» **Collected data**
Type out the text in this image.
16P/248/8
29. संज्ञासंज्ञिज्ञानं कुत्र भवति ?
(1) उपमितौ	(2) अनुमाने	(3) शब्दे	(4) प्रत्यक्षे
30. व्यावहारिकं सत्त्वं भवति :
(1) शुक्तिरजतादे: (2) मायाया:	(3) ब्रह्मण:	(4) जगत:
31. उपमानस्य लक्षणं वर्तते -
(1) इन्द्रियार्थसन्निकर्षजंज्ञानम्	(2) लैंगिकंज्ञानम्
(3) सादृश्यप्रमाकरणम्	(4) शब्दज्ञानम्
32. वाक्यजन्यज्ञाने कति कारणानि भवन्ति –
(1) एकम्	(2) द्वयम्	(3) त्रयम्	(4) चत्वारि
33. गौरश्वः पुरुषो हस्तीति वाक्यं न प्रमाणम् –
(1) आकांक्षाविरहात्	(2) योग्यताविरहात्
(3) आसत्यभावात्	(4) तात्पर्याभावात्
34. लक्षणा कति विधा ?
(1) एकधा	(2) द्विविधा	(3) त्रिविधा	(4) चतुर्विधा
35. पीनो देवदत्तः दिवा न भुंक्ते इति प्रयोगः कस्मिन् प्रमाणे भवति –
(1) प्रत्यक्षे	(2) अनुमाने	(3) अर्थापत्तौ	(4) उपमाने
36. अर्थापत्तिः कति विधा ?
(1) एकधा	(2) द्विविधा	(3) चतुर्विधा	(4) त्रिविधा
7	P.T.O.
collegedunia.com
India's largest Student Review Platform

» **What is being asked**
Print out every entry, keeping each one exact.

» **Written solution**
Type out the text in this image.
16P/248/8
29. संज्ञासंज्ञिज्ञानं कुत्र भवति ?
(1) उपमितौ	(2) अनुमाने	(3) शब्दे	(4) प्रत्यक्षे
30. व्यावहारिकं सत्त्वं भवति :
(1) शुक्तिरजतादे: (2) मायाया:	(3) ब्रह्मण:	(4) जगत:
31. उपमानस्य लक्षणं वर्तते -
(1) इन्द्रियार्थसन्निकर्षजंज्ञानम्	(2) लैंगिकंज्ञानम्
(3) सादृश्यप्रमाकरणम्	(4) शब्दज्ञानम्
32. वाक्यजन्यज्ञाने कति कारणानि भवन्ति –
(1) एकम्	(2) द्वयम्	(3) त्रयम्	(4) चत्वारि
33. गौरश्वः पुरुषो हस्तीति वाक्यं न प्रमाणम् –
(1) आकांक्षाविरहात्	(2) योग्यताविरहात्
(3) आसत्यभावात्	(4) तात्पर्याभावात्
34. लक्षणा कति विधा ?
(1) एकधा	(2) द्विविधा	(3) त्रिविधा	(4) चतुर्विधा
35. पीनो देवदत्तः दिवा न भुंक्ते इति प्रयोगः कस्मिन् प्रमाणे भवति –
(1) प्रत्यक्षे	(2) अनुमाने	(3) अर्थापत्तौ	(4) उपमाने
36. अर्थापत्तिः कति विधा ?
(1) एकधा	(2) द्विविधा	(3) चतुर्विधा	(4) त्रिविधा
7	P.T.O.
collegedunia.com
India's largest Student Review Platform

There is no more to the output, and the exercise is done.